**Set task:**
Type out the material below exactly.

====

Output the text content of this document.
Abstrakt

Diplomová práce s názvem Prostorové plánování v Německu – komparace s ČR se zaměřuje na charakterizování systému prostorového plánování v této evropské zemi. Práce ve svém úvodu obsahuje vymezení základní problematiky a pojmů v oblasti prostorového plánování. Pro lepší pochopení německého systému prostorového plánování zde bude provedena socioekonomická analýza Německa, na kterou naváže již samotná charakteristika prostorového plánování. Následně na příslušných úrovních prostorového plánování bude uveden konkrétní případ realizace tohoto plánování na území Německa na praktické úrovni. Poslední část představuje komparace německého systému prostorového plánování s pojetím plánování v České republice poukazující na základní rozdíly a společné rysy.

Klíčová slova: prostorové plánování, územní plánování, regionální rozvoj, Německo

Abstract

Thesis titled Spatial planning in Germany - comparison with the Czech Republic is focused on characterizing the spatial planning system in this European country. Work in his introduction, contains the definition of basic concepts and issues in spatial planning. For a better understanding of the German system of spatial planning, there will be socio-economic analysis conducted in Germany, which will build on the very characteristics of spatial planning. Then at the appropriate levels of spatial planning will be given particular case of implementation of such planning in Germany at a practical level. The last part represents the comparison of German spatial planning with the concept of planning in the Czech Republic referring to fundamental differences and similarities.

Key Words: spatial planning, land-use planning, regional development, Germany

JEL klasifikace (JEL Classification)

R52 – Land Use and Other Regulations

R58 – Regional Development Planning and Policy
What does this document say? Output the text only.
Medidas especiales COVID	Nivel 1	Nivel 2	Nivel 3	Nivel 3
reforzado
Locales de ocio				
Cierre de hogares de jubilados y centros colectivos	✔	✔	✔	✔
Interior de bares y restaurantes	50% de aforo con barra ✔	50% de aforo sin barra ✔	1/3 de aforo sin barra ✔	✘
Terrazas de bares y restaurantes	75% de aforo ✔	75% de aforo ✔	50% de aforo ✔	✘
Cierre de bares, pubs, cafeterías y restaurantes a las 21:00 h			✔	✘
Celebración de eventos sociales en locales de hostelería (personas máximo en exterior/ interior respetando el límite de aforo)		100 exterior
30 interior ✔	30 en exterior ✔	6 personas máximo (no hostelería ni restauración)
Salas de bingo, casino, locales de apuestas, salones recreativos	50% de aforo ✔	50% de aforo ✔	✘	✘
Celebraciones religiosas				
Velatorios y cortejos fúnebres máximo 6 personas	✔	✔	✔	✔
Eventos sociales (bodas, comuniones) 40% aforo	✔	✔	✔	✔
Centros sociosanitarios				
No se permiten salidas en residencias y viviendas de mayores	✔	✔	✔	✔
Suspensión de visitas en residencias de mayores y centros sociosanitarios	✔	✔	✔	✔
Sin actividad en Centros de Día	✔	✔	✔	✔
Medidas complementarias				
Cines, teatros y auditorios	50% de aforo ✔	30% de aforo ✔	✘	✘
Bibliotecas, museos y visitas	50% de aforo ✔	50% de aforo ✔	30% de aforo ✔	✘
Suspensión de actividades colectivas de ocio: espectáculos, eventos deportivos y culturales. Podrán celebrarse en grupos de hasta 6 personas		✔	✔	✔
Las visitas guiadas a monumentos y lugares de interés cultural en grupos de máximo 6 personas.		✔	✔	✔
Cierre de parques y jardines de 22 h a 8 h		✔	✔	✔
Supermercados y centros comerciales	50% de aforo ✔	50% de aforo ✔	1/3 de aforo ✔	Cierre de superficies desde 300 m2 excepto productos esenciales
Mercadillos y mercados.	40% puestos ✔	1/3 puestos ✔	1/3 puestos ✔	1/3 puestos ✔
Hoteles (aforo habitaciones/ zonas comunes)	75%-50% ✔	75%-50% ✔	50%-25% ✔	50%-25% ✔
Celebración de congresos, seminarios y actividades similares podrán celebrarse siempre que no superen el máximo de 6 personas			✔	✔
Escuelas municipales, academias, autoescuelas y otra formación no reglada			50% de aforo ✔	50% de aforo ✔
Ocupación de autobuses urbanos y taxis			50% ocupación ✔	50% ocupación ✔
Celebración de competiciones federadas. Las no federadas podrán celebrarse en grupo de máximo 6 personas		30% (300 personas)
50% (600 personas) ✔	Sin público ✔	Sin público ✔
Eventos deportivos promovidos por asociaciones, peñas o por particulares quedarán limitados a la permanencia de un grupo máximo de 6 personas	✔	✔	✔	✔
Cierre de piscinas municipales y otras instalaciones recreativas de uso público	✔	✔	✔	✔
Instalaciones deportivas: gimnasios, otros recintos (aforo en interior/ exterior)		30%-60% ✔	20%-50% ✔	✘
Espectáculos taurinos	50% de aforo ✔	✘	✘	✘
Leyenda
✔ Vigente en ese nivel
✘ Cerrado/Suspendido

====

**Expected answer:**
Output the text content of this document.
Abstrakt

Diplomová práce s názvem Prostorové plánování v Německu – komparace s ČR se zaměřuje na charakterizování systému prostorového plánování v této evropské zemi. Práce ve svém úvodu obsahuje vymezení základní problematiky a pojmů v oblasti prostorového plánování. Pro lepší pochopení německého systému prostorového plánování zde bude provedena socioekonomická analýza Německa, na kterou naváže již samotná charakteristika prostorového plánování. Následně na příslušných úrovních prostorového plánování bude uveden konkrétní případ realizace tohoto plánování na území Německa na praktické úrovni. Poslední část představuje komparace německého systému prostorového plánování s pojetím plánování v České republice poukazující na základní rozdíly a společné rysy.

Klíčová slova: prostorové plánování, územní plánování, regionální rozvoj, Německo

Abstract

Thesis titled Spatial planning in Germany - comparison with the Czech Republic is focused on characterizing the spatial planning system in this European country. Work in his introduction, contains the definition of basic concepts and issues in spatial planning. For a better understanding of the German system of spatial planning, there will be socio-economic analysis conducted in Germany, which will build on the very characteristics of spatial planning. Then at the appropriate levels of spatial planning will be given particular case of implementation of such planning in Germany at a practical level. The last part represents the comparison of German spatial planning with the concept of planning in the Czech Republic referring to fundamental differences and similarities.

Key Words: spatial planning, land-use planning, regional development, Germany

JEL klasifikace (JEL Classification)

R52 – Land Use and Other Regulations

R58 – Regional Development Planning and Policy
What does this document say? Output the text only.
Medidas especiales COVID	Nivel 1	Nivel 2	Nivel 3	Nivel 3
reforzado
Locales de ocio				
Cierre de hogares de jubilados y centros colectivos	✔	✔	✔	✔
Interior de bares y restaurantes	50% de aforo con barra ✔	50% de aforo sin barra ✔	1/3 de aforo sin barra ✔	✘
Terrazas de bares y restaurantes	75% de aforo ✔	75% de aforo ✔	50% de aforo ✔	✘
Cierre de bares, pubs, cafeterías y restaurantes a las 21:00 h			✔	✘
Celebración de eventos sociales en locales de hostelería (personas máximo en exterior/ interior respetando el límite de aforo)		100 exterior
30 interior ✔	30 en exterior ✔	6 personas máximo (no hostelería ni restauración)
Salas de bingo, casino, locales de apuestas, salones recreativos	50% de aforo ✔	50% de aforo ✔	✘	✘
Celebraciones religiosas				
Velatorios y cortejos fúnebres máximo 6 personas	✔	✔	✔	✔
Eventos sociales (bodas, comuniones) 40% aforo	✔	✔	✔	✔
Centros sociosanitarios				
No se permiten salidas en residencias y viviendas de mayores	✔	✔	✔	✔
Suspensión de visitas en residencias de mayores y centros sociosanitarios	✔	✔	✔	✔
Sin actividad en Centros de Día	✔	✔	✔	✔
Medidas complementarias				
Cines, teatros y auditorios	50% de aforo ✔	30% de aforo ✔	✘	✘
Bibliotecas, museos y visitas	50% de aforo ✔	50% de aforo ✔	30% de aforo ✔	✘
Suspensión de actividades colectivas de ocio: espectáculos, eventos deportivos y culturales. Podrán celebrarse en grupos de hasta 6 personas		✔	✔	✔
Las visitas guiadas a monumentos y lugares de interés cultural en grupos de máximo 6 personas.		✔	✔	✔
Cierre de parques y jardines de 22 h a 8 h		✔	✔	✔
Supermercados y centros comerciales	50% de aforo ✔	50% de aforo ✔	1/3 de aforo ✔	Cierre de superficies desde 300 m2 excepto productos esenciales
Mercadillos y mercados.	40% puestos ✔	1/3 puestos ✔	1/3 puestos ✔	1/3 puestos ✔
Hoteles (aforo habitaciones/ zonas comunes)	75%-50% ✔	75%-50% ✔	50%-25% ✔	50%-25% ✔
Celebración de congresos, seminarios y actividades similares podrán celebrarse siempre que no superen el máximo de 6 personas			✔	✔
Escuelas municipales, academias, autoescuelas y otra formación no reglada			50% de aforo ✔	50% de aforo ✔
Ocupación de autobuses urbanos y taxis			50% ocupación ✔	50% ocupación ✔
Celebración de competiciones federadas. Las no federadas podrán celebrarse en grupo de máximo 6 personas		30% (300 personas)
50% (600 personas) ✔	Sin público ✔	Sin público ✔
Eventos deportivos promovidos por asociaciones, peñas o por particulares quedarán limitados a la permanencia de un grupo máximo de 6 personas	✔	✔	✔	✔
Cierre de piscinas municipales y otras instalaciones recreativas de uso público	✔	✔	✔	✔
Instalaciones deportivas: gimnasios, otros recintos (aforo en interior/ exterior)		30%-60% ✔	20%-50% ✔	✘
Espectáculos taurinos	50% de aforo ✔	✘	✘	✘
Leyenda
✔ Vigente en ese nivel
✘ Cerrado/Suspendido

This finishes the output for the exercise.